**Task to carry out**
Write out the records below once more, exactly as they stand.
-- start Data records --
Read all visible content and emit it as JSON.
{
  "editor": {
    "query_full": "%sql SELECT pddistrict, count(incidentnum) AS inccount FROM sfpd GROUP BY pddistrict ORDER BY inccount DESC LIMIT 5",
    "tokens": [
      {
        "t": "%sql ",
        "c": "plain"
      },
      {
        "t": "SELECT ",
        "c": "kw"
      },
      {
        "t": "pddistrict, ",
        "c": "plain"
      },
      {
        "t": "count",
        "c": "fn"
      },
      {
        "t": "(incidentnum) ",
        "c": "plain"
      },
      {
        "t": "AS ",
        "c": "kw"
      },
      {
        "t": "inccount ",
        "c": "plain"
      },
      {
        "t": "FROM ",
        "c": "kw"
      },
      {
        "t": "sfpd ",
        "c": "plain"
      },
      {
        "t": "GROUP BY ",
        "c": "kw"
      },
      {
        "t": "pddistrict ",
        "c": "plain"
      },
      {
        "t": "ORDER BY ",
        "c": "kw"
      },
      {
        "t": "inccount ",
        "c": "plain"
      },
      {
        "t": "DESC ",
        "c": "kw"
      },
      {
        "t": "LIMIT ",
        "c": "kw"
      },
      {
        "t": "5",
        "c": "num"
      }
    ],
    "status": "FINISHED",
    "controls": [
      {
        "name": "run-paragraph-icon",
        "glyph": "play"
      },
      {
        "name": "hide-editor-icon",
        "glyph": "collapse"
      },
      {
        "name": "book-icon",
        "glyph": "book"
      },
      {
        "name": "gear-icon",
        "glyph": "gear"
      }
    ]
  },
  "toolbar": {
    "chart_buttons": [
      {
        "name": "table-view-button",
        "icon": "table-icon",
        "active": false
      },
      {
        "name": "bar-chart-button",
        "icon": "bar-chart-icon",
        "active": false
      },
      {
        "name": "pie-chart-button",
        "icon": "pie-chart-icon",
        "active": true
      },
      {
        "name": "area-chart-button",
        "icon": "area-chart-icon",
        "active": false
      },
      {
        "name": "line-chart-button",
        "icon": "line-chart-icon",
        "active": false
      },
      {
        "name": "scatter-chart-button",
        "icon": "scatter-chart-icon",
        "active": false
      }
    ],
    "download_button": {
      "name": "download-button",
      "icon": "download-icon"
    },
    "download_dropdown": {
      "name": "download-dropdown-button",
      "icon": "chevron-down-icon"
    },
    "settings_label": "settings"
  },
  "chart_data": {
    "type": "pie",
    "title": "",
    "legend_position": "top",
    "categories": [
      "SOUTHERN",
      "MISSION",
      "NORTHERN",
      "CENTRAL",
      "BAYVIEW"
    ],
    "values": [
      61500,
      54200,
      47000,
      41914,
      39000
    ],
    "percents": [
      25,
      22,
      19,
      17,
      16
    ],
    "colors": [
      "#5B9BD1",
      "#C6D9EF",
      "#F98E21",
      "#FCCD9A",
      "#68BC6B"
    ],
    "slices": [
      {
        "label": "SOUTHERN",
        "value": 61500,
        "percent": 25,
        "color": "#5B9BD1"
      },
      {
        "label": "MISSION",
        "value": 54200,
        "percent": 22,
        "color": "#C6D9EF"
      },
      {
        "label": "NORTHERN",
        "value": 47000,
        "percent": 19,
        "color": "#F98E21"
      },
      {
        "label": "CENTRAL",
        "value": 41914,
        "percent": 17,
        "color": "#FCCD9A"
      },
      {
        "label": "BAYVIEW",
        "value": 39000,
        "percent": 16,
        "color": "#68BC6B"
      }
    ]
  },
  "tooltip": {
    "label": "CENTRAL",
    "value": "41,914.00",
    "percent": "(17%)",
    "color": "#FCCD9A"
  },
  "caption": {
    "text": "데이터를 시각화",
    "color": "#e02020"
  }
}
-- end Data records --
**Answer below**
Read all visible content and emit it as JSON.
{
  "editor": {
    "query_full": "%sql SELECT pddistrict, count(incidentnum) AS inccount FROM sfpd GROUP BY pddistrict ORDER BY inccount DESC LIMIT 5",
    "tokens": [
      {
        "t": "%sql ",
        "c": "plain"
      },
      {
        "t": "SELECT ",
        "c": "kw"
      },
      {
        "t": "pddistrict, ",
        "c": "plain"
      },
      {
        "t": "count",
        "c": "fn"
      },
      {
        "t": "(incidentnum) ",
        "c": "plain"
      },
      {
        "t": "AS ",
        "c": "kw"
      },
      {
        "t": "inccount ",
        "c": "plain"
      },
      {
        "t": "FROM ",
        "c": "kw"
      },
      {
        "t": "sfpd ",
        "c": "plain"
      },
      {
        "t": "GROUP BY ",
        "c": "kw"
      },
      {
        "t": "pddistrict ",
        "c": "plain"
      },
      {
        "t": "ORDER BY ",
        "c": "kw"
      },
      {
        "t": "inccount ",
        "c": "plain"
      },
      {
        "t": "DESC ",
        "c": "kw"
      },
      {
        "t": "LIMIT ",
        "c": "kw"
      },
      {
        "t": "5",
        "c": "num"
      }
    ],
    "status": "FINISHED",
    "controls": [
      {
        "name": "run-paragraph-icon",
        "glyph": "play"
      },
      {
        "name": "hide-editor-icon",
        "glyph": "collapse"
      },
      {
        "name": "book-icon",
        "glyph": "book"
      },
      {
        "name": "gear-icon",
        "glyph": "gear"
      }
    ]
  },
  "toolbar": {
    "chart_buttons": [
      {
        "name": "table-view-button",
        "icon": "table-icon",
        "active": false
      },
      {
        "name": "bar-chart-button",
        "icon": "bar-chart-icon",
        "active": false
      },
      {
        "name": "pie-chart-button",
        "icon": "pie-chart-icon",
        "active": true
      },
      {
        "name": "area-chart-button",
        "icon": "area-chart-icon",
        "active": false
      },
      {
        "name": "line-chart-button",
        "icon": "line-chart-icon",
        "active": false
      },
      {
        "name": "scatter-chart-button",
        "icon": "scatter-chart-icon",
        "active": false
      }
    ],
    "download_button": {
      "name": "download-button",
      "icon": "download-icon"
    },
    "download_dropdown": {
      "name": "download-dropdown-button",
      "icon": "chevron-down-icon"
    },
    "settings_label": "settings"
  },
  "chart_data": {
    "type": "pie",
    "title": "",
    "legend_position": "top",
    "categories": [
      "SOUTHERN",
      "MISSION",
      "NORTHERN",
      "CENTRAL",
      "BAYVIEW"
    ],
    "values": [
      61500,
      54200,
      47000,
      41914,
      39000
    ],
    "percents": [
      25,
      22,
      19,
      17,
      16
    ],
    "colors": [
      "#5B9BD1",
      "#C6D9EF",
      "#F98E21",
      "#FCCD9A",
      "#68BC6B"
    ],
    "slices": [
      {
        "label": "SOUTHERN",
        "value": 61500,
        "percent": 25,
        "color": "#5B9BD1"
      },
      {
        "label": "MISSION",
        "value": 54200,
        "percent": 22,
        "color": "#C6D9EF"
      },
      {
        "label": "NORTHERN",
        "value": 47000,
        "percent": 19,
        "color": "#F98E21"
      },
      {
        "label": "CENTRAL",
        "value": 41914,
        "percent": 17,
        "color": "#FCCD9A"
      },
      {
        "label": "BAYVIEW",
        "value": 39000,
        "percent": 16,
        "color": "#68BC6B"
      }
    ]
  },
  "tooltip": {
    "label": "CENTRAL",
    "value": "41,914.00",
    "percent": "(17%)",
    "color": "#FCCD9A"
  },
  "caption": {
    "text": "데이터를 시각화",
    "color": "#e02020"
  }
}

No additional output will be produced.